Chart and figure data
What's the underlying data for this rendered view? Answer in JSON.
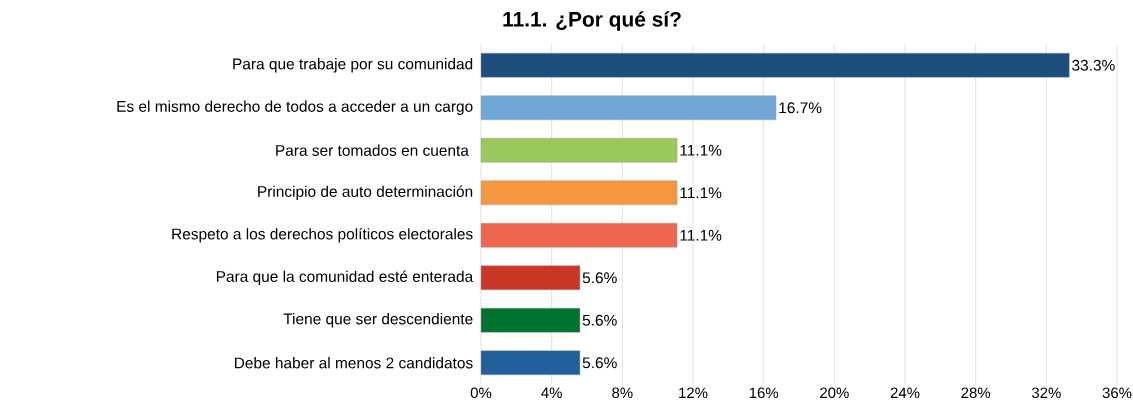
{
  "chart_data": {
    "type": "bar",
    "orientation": "horizontal",
    "title": "11.1. ¿Por qué sí?",
    "categories": [
      "Para que trabaje por su comunidad",
      "Es el mismo derecho de todos a acceder a un cargo",
      "Para ser tomados en cuenta ",
      "Principio de auto determinación",
      "Respeto a los derechos políticos electorales",
      "Para que la comunidad esté enterada",
      "Tiene que ser descendiente",
      "Debe haber al menos 2 candidatos"
    ],
    "values": [
      33.3,
      16.7,
      11.1,
      11.1,
      11.1,
      5.6,
      5.6,
      5.6
    ],
    "value_labels": [
      "33.3%",
      "16.7%",
      "11.1%",
      "11.1%",
      "11.1%",
      "5.6%",
      "5.6%",
      "5.6%"
    ],
    "colors": [
      "#1c4f7c",
      "#6fa8d6",
      "#9bc85a",
      "#f5973f",
      "#ef6650",
      "#cb3727",
      "#00742f",
      "#21609a"
    ],
    "xlim": [
      0,
      36
    ],
    "xticks": [
      {
        "value": 0,
        "label": "0%"
      },
      {
        "value": 4,
        "label": "4%"
      },
      {
        "value": 8,
        "label": "8%"
      },
      {
        "value": 12,
        "label": "12%"
      },
      {
        "value": 16,
        "label": "16%"
      },
      {
        "value": 20,
        "label": "20%"
      },
      {
        "value": 24,
        "label": "24%"
      },
      {
        "value": 28,
        "label": "28%"
      },
      {
        "value": 32,
        "label": "32%"
      },
      {
        "value": 36,
        "label": "36%"
      }
    ],
    "grid": "x"
  }
}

#### EXERCISE BRIEF
Leave out the pictures and copy everything else in the records word for word.

#### SOLUTION BELOW
What's the underlying data for this rendered view? Answer in JSON.
{
  "chart_data": {
    "type": "bar",
    "orientation": "horizontal",
    "title": "11.1. ¿Por qué sí?",
    "categories": [
      "Para que trabaje por su comunidad",
      "Es el mismo derecho de todos a acceder a un cargo",
      "Para ser tomados en cuenta ",
      "Principio de auto determinación",
      "Respeto a los derechos políticos electorales",
      "Para que la comunidad esté enterada",
      "Tiene que ser descendiente",
      "Debe haber al menos 2 candidatos"
    ],
    "values": [
      33.3,
      16.7,
      11.1,
      11.1,
      11.1,
      5.6,
      5.6,
      5.6
    ],
    "value_labels": [
      "33.3%",
      "16.7%",
      "11.1%",
      "11.1%",
      "11.1%",
      "5.6%",
      "5.6%",
      "5.6%"
    ],
    "colors": [
      "#1c4f7c",
      "#6fa8d6",
      "#9bc85a",
      "#f5973f",
      "#ef6650",
      "#cb3727",
      "#00742f",
      "#21609a"
    ],
    "xlim": [
      0,
      36
    ],
    "xticks": [
      {
        "value": 0,
        "label": "0%"
      },
      {
        "value": 4,
        "label": "4%"
      },
      {
        "value": 8,
        "label": "8%"
      },
      {
        "value": 12,
        "label": "12%"
      },
      {
        "value": 16,
        "label": "16%"
      },
      {
        "value": 20,
        "label": "20%"
      },
      {
        "value": 24,
        "label": "24%"
      },
      {
        "value": 28,
        "label": "28%"
      },
      {
        "value": 32,
        "label": "32%"
      },
      {
        "value": 36,
        "label": "36%"
      }
    ],
    "grid": "x"
  }
}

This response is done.